Below is a block of records; repeat each one exactly.

:: Data for the task ::
* start *

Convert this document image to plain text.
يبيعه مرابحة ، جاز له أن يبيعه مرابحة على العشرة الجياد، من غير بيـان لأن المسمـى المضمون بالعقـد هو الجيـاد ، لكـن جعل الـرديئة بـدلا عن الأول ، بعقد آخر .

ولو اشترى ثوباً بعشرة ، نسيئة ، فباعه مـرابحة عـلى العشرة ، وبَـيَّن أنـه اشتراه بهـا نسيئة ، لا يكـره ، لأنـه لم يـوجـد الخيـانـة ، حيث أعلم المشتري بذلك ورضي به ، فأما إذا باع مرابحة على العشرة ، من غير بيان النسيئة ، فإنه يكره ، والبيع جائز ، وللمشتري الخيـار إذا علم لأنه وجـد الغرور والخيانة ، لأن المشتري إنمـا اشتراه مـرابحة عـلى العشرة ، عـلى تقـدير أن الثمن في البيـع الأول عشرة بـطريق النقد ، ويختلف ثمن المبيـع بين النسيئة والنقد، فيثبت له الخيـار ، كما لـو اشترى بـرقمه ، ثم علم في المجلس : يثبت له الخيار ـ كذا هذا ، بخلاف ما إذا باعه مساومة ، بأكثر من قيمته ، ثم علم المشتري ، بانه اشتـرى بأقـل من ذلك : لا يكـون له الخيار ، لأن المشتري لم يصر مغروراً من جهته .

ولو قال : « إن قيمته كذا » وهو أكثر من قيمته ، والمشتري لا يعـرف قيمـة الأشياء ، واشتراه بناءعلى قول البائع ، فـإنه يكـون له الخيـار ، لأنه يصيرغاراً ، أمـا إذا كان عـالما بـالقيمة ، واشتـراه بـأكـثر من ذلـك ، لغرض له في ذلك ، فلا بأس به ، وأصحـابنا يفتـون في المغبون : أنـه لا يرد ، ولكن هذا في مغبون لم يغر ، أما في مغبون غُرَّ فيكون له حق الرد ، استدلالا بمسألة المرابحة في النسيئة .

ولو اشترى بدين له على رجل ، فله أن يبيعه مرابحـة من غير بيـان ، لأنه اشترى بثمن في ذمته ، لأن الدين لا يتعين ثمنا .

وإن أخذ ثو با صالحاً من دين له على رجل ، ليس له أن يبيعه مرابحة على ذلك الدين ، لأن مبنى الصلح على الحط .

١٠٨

* end *

:: Task result ::
Convert this document image to plain text.
يبيعه مرابحة ، جاز له أن يبيعه مرابحة على العشرة الجياد، من غير بيـان لأن المسمـى المضمون بالعقـد هو الجيـاد ، لكـن جعل الـرديئة بـدلا عن الأول ، بعقد آخر .

ولو اشترى ثوباً بعشرة ، نسيئة ، فباعه مـرابحة عـلى العشرة ، وبَـيَّن أنـه اشتراه بهـا نسيئة ، لا يكـره ، لأنـه لم يـوجـد الخيـانـة ، حيث أعلم المشتري بذلك ورضي به ، فأما إذا باع مرابحة على العشرة ، من غير بيان النسيئة ، فإنه يكره ، والبيع جائز ، وللمشتري الخيـار إذا علم لأنه وجـد الغرور والخيانة ، لأن المشتري إنمـا اشتراه مـرابحة عـلى العشرة ، عـلى تقـدير أن الثمن في البيـع الأول عشرة بـطريق النقد ، ويختلف ثمن المبيـع بين النسيئة والنقد، فيثبت له الخيـار ، كما لـو اشترى بـرقمه ، ثم علم في المجلس : يثبت له الخيار ـ كذا هذا ، بخلاف ما إذا باعه مساومة ، بأكثر من قيمته ، ثم علم المشتري ، بانه اشتـرى بأقـل من ذلك : لا يكـون له الخيار ، لأن المشتري لم يصر مغروراً من جهته .

ولو قال : « إن قيمته كذا » وهو أكثر من قيمته ، والمشتري لا يعـرف قيمـة الأشياء ، واشتراه بناءعلى قول البائع ، فـإنه يكـون له الخيـار ، لأنه يصيرغاراً ، أمـا إذا كان عـالما بـالقيمة ، واشتـراه بـأكـثر من ذلـك ، لغرض له في ذلك ، فلا بأس به ، وأصحـابنا يفتـون في المغبون : أنـه لا يرد ، ولكن هذا في مغبون لم يغر ، أما في مغبون غُرَّ فيكون له حق الرد ، استدلالا بمسألة المرابحة في النسيئة .

ولو اشترى بدين له على رجل ، فله أن يبيعه مرابحـة من غير بيـان ، لأنه اشترى بثمن في ذمته ، لأن الدين لا يتعين ثمنا .

وإن أخذ ثو با صالحاً من دين له على رجل ، ليس له أن يبيعه مرابحة على ذلك الدين ، لأن مبنى الصلح على الحط .

١٠٨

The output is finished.